Problem to solve: Quote all of the entries word for word.

Source data:
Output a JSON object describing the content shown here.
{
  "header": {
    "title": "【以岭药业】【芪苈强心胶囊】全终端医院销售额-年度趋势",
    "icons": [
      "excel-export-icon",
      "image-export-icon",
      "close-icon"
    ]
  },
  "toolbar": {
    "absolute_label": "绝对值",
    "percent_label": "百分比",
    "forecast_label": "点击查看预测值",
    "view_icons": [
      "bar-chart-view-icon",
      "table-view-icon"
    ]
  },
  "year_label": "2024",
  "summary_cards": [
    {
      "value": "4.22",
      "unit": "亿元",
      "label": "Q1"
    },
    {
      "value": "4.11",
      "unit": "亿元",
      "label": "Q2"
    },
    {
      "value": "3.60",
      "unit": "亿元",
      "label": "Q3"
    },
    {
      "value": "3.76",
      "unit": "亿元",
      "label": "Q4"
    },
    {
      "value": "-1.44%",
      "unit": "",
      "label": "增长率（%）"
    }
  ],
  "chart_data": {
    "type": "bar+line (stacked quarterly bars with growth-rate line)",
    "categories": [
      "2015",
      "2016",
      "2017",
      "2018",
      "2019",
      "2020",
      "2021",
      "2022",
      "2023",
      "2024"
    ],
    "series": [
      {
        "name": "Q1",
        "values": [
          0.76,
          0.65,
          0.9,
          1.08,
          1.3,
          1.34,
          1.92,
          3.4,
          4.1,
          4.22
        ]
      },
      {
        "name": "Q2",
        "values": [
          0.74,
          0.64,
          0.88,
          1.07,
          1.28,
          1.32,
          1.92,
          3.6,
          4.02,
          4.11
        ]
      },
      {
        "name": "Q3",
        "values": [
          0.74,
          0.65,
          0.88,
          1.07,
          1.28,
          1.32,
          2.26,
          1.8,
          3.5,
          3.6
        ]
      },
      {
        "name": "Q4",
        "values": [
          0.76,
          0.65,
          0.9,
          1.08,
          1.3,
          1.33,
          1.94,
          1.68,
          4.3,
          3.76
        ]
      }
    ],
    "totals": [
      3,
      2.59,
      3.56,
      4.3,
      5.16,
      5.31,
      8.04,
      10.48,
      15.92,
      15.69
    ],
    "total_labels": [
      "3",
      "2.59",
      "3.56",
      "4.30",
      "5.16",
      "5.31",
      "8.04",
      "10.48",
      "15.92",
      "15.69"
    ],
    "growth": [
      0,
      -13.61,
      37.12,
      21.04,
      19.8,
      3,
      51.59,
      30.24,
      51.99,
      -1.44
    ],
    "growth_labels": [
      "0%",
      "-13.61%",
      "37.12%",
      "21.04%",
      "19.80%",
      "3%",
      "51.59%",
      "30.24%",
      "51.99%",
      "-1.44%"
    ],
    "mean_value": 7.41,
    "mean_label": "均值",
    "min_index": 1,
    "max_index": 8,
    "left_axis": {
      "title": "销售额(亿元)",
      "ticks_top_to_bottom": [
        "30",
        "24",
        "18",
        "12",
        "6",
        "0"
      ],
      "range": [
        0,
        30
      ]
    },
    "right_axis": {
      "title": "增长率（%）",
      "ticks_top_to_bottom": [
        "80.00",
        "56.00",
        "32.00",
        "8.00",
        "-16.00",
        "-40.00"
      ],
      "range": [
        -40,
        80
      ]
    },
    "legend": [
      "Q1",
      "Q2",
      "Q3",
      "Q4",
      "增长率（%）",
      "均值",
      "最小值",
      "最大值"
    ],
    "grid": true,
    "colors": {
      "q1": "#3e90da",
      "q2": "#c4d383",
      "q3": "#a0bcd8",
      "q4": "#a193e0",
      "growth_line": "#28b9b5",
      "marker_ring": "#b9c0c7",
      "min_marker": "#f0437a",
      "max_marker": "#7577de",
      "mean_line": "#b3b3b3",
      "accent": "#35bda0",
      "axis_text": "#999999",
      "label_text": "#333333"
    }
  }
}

Answer below:
Output a JSON object describing the content shown here.
{
  "header": {
    "title": "【以岭药业】【芪苈强心胶囊】全终端医院销售额-年度趋势",
    "icons": [
      "excel-export-icon",
      "image-export-icon",
      "close-icon"
    ]
  },
  "toolbar": {
    "absolute_label": "绝对值",
    "percent_label": "百分比",
    "forecast_label": "点击查看预测值",
    "view_icons": [
      "bar-chart-view-icon",
      "table-view-icon"
    ]
  },
  "year_label": "2024",
  "summary_cards": [
    {
      "value": "4.22",
      "unit": "亿元",
      "label": "Q1"
    },
    {
      "value": "4.11",
      "unit": "亿元",
      "label": "Q2"
    },
    {
      "value": "3.60",
      "unit": "亿元",
      "label": "Q3"
    },
    {
      "value": "3.76",
      "unit": "亿元",
      "label": "Q4"
    },
    {
      "value": "-1.44%",
      "unit": "",
      "label": "增长率（%）"
    }
  ],
  "chart_data": {
    "type": "bar+line (stacked quarterly bars with growth-rate line)",
    "categories": [
      "2015",
      "2016",
      "2017",
      "2018",
      "2019",
      "2020",
      "2021",
      "2022",
      "2023",
      "2024"
    ],
    "series": [
      {
        "name": "Q1",
        "values": [
          0.76,
          0.65,
          0.9,
          1.08,
          1.3,
          1.34,
          1.92,
          3.4,
          4.1,
          4.22
        ]
      },
      {
        "name": "Q2",
        "values": [
          0.74,
          0.64,
          0.88,
          1.07,
          1.28,
          1.32,
          1.92,
          3.6,
          4.02,
          4.11
        ]
      },
      {
        "name": "Q3",
        "values": [
          0.74,
          0.65,
          0.88,
          1.07,
          1.28,
          1.32,
          2.26,
          1.8,
          3.5,
          3.6
        ]
      },
      {
        "name": "Q4",
        "values": [
          0.76,
          0.65,
          0.9,
          1.08,
          1.3,
          1.33,
          1.94,
          1.68,
          4.3,
          3.76
        ]
      }
    ],
    "totals": [
      3,
      2.59,
      3.56,
      4.3,
      5.16,
      5.31,
      8.04,
      10.48,
      15.92,
      15.69
    ],
    "total_labels": [
      "3",
      "2.59",
      "3.56",
      "4.30",
      "5.16",
      "5.31",
      "8.04",
      "10.48",
      "15.92",
      "15.69"
    ],
    "growth": [
      0,
      -13.61,
      37.12,
      21.04,
      19.8,
      3,
      51.59,
      30.24,
      51.99,
      -1.44
    ],
    "growth_labels": [
      "0%",
      "-13.61%",
      "37.12%",
      "21.04%",
      "19.80%",
      "3%",
      "51.59%",
      "30.24%",
      "51.99%",
      "-1.44%"
    ],
    "mean_value": 7.41,
    "mean_label": "均值",
    "min_index": 1,
    "max_index": 8,
    "left_axis": {
      "title": "销售额(亿元)",
      "ticks_top_to_bottom": [
        "30",
        "24",
        "18",
        "12",
        "6",
        "0"
      ],
      "range": [
        0,
        30
      ]
    },
    "right_axis": {
      "title": "增长率（%）",
      "ticks_top_to_bottom": [
        "80.00",
        "56.00",
        "32.00",
        "8.00",
        "-16.00",
        "-40.00"
      ],
      "range": [
        -40,
        80
      ]
    },
    "legend": [
      "Q1",
      "Q2",
      "Q3",
      "Q4",
      "增长率（%）",
      "均值",
      "最小值",
      "最大值"
    ],
    "grid": true,
    "colors": {
      "q1": "#3e90da",
      "q2": "#c4d383",
      "q3": "#a0bcd8",
      "q4": "#a193e0",
      "growth_line": "#28b9b5",
      "marker_ring": "#b9c0c7",
      "min_marker": "#f0437a",
      "max_marker": "#7577de",
      "mean_line": "#b3b3b3",
      "accent": "#35bda0",
      "axis_text": "#999999",
      "label_text": "#333333"
    }
  }
}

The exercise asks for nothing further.